Working data >>
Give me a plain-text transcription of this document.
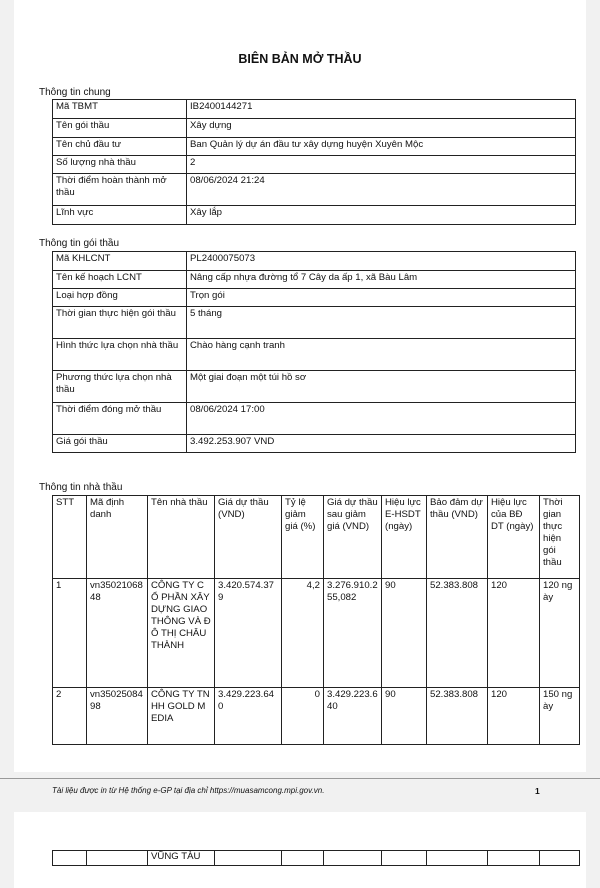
BIÊN BẢN MỞ THẦU
Thông tin chung
Mã TBMT	IB2400144271
Tên gói thầu	Xây dựng
Tên chủ đầu tư	Ban Quản lý dự án đầu tư xây dựng huyện Xuyên Mộc
Số lượng nhà thầu	2
Thời điểm hoàn thành mở thầu	08/06/2024 21:24
Lĩnh vực	Xây lắp
Thông tin gói thầu
Mã KHLCNT	PL2400075073
Tên kế hoạch LCNT	Nâng cấp nhựa đường tổ 7 Cây da ấp 1, xã Bàu Lâm
Loại hợp đồng	Trọn gói
Thời gian thực hiện gói thầu	5 tháng
Hình thức lựa chọn nhà thầu	Chào hàng cạnh tranh
Phương thức lựa chọn nhà thầu	Một giai đoạn một túi hồ sơ
Thời điểm đóng mở thầu	08/06/2024 17:00
Giá gói thầu	3.492.253.907 VND
Thông tin nhà thầu
STT	Mã định danh	Tên nhà thầu	Giá dự thầu (VND)	Tỷ lệ giảm giá (%)	Giá dự thầu sau giảm giá (VND)	Hiệu lực E-HSDT (ngày)	Bảo đảm dự thầu (VND)	Hiệu lực của BĐ DT (ngày)	Thời gian thực hiện gói thầu
1	vn3502106848	CÔNG TY CỔ PHẦN XÂY DỰNG GIAO THÔNG VÀ ĐÔ THỊ CHÂU THÀNH	3.420.574.379	4,2	3.276.910.255,082	90	52.383.808	120	120 ngày
2	vn3502508498	CÔNG TY TNHH GOLD MEDIA	3.429.223.640	0	3.429.223.640	90	52.383.808	120	150 ngày
Tài liệu được in từ Hệ thống e-GP tại địa chỉ https://muasamcong.mpi.gov.vn.	1
		VŨNG TÀU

Brief >> Copy out each record shown above without alteration, skipping any picture.

Answer >>
Give me a plain-text transcription of this document.
BIÊN BẢN MỞ THẦU
Thông tin chung
Mã TBMT	IB2400144271
Tên gói thầu	Xây dựng
Tên chủ đầu tư	Ban Quản lý dự án đầu tư xây dựng huyện Xuyên Mộc
Số lượng nhà thầu	2
Thời điểm hoàn thành mở thầu	08/06/2024 21:24
Lĩnh vực	Xây lắp
Thông tin gói thầu
Mã KHLCNT	PL2400075073
Tên kế hoạch LCNT	Nâng cấp nhựa đường tổ 7 Cây da ấp 1, xã Bàu Lâm
Loại hợp đồng	Trọn gói
Thời gian thực hiện gói thầu	5 tháng
Hình thức lựa chọn nhà thầu	Chào hàng cạnh tranh
Phương thức lựa chọn nhà thầu	Một giai đoạn một túi hồ sơ
Thời điểm đóng mở thầu	08/06/2024 17:00
Giá gói thầu	3.492.253.907 VND
Thông tin nhà thầu
STT	Mã định danh	Tên nhà thầu	Giá dự thầu (VND)	Tỷ lệ giảm giá (%)	Giá dự thầu sau giảm giá (VND)	Hiệu lực E-HSDT (ngày)	Bảo đảm dự thầu (VND)	Hiệu lực của BĐ DT (ngày)	Thời gian thực hiện gói thầu
1	vn3502106848	CÔNG TY CỔ PHẦN XÂY DỰNG GIAO THÔNG VÀ ĐÔ THỊ CHÂU THÀNH	3.420.574.379	4,2	3.276.910.255,082	90	52.383.808	120	120 ngày
2	vn3502508498	CÔNG TY TNHH GOLD MEDIA	3.429.223.640	0	3.429.223.640	90	52.383.808	120	150 ngày
Tài liệu được in từ Hệ thống e-GP tại địa chỉ https://muasamcong.mpi.gov.vn.	1
		VŨNG TÀU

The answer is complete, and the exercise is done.